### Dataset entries
*****
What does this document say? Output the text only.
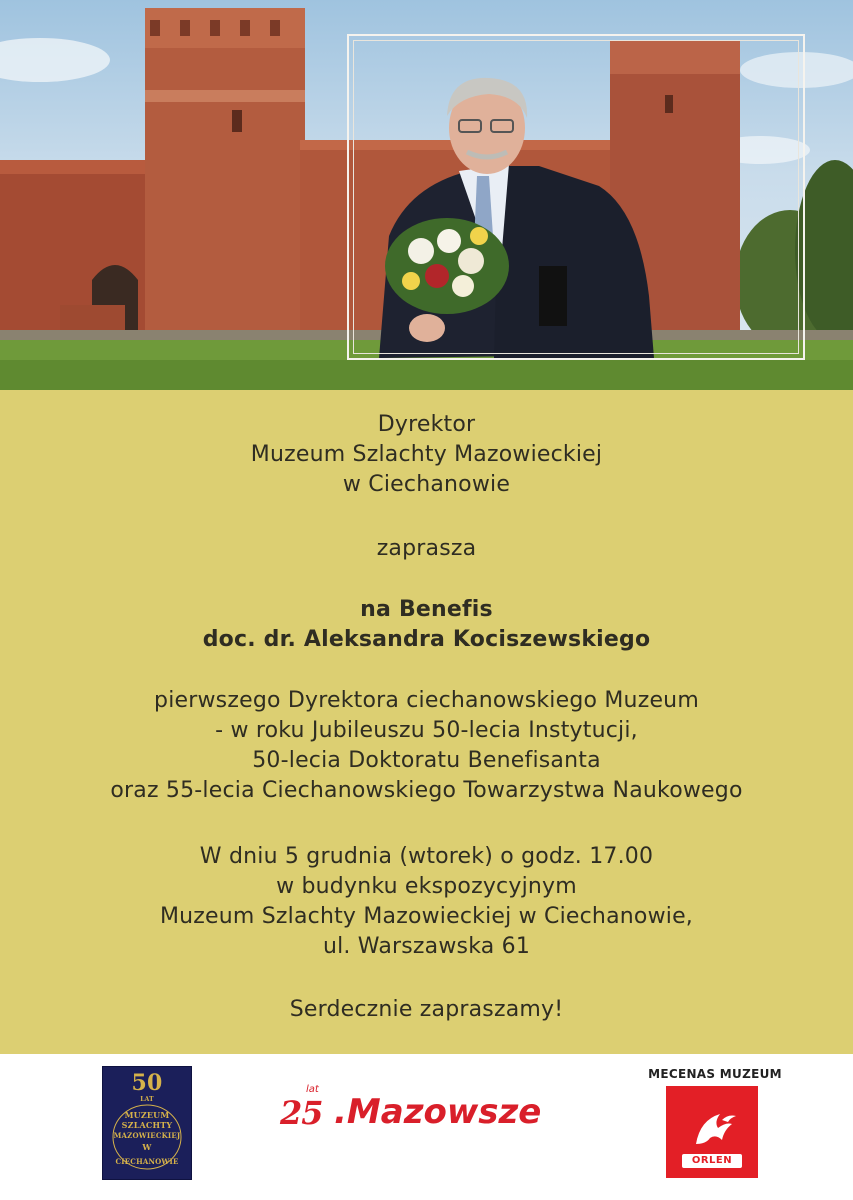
Dyrektor
Muzeum Szlachty Mazowieckiej
w Ciechanowie
zaprasza
na Benefis
doc. dr. Aleksandra Kociszewskiego
pierwszego Dyrektora ciechanowskiego Muzeum
- w roku Jubileuszu 50-lecia Instytucji,
50-lecia Doktoratu Benefisanta
oraz 55-lecia Ciechanowskiego Towarzystwa Naukowego
W dniu 5 grudnia (wtorek) o godz. 17.00
w budynku ekspozycyjnym
Muzeum Szlachty Mazowieckiej w Ciechanowie,
ul. Warszawska 61
Serdecznie zapraszamy!
50
LAT
MUZEUM
SZLACHTY
MAZOWIECKIEJ
W
CIECHANOWIE
lat
25 .Mazowsze
MECENAS MUZEUM
ORLEN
*****
### Do this
In your copy, leave out the pictures and reproduce the material above exactly.

### Solution for this exercise
What does this document say? Output the text only.
Dyrektor
Muzeum Szlachty Mazowieckiej
w Ciechanowie
zaprasza
na Benefis
doc. dr. Aleksandra Kociszewskiego
pierwszego Dyrektora ciechanowskiego Muzeum
- w roku Jubileuszu 50-lecia Instytucji,
50-lecia Doktoratu Benefisanta
oraz 55-lecia Ciechanowskiego Towarzystwa Naukowego
W dniu 5 grudnia (wtorek) o godz. 17.00
w budynku ekspozycyjnym
Muzeum Szlachty Mazowieckiej w Ciechanowie,
ul. Warszawska 61
Serdecznie zapraszamy!
50
LAT
MUZEUM
SZLACHTY
MAZOWIECKIEJ
W
CIECHANOWIE
lat
25 .Mazowsze
MECENAS MUZEUM
ORLEN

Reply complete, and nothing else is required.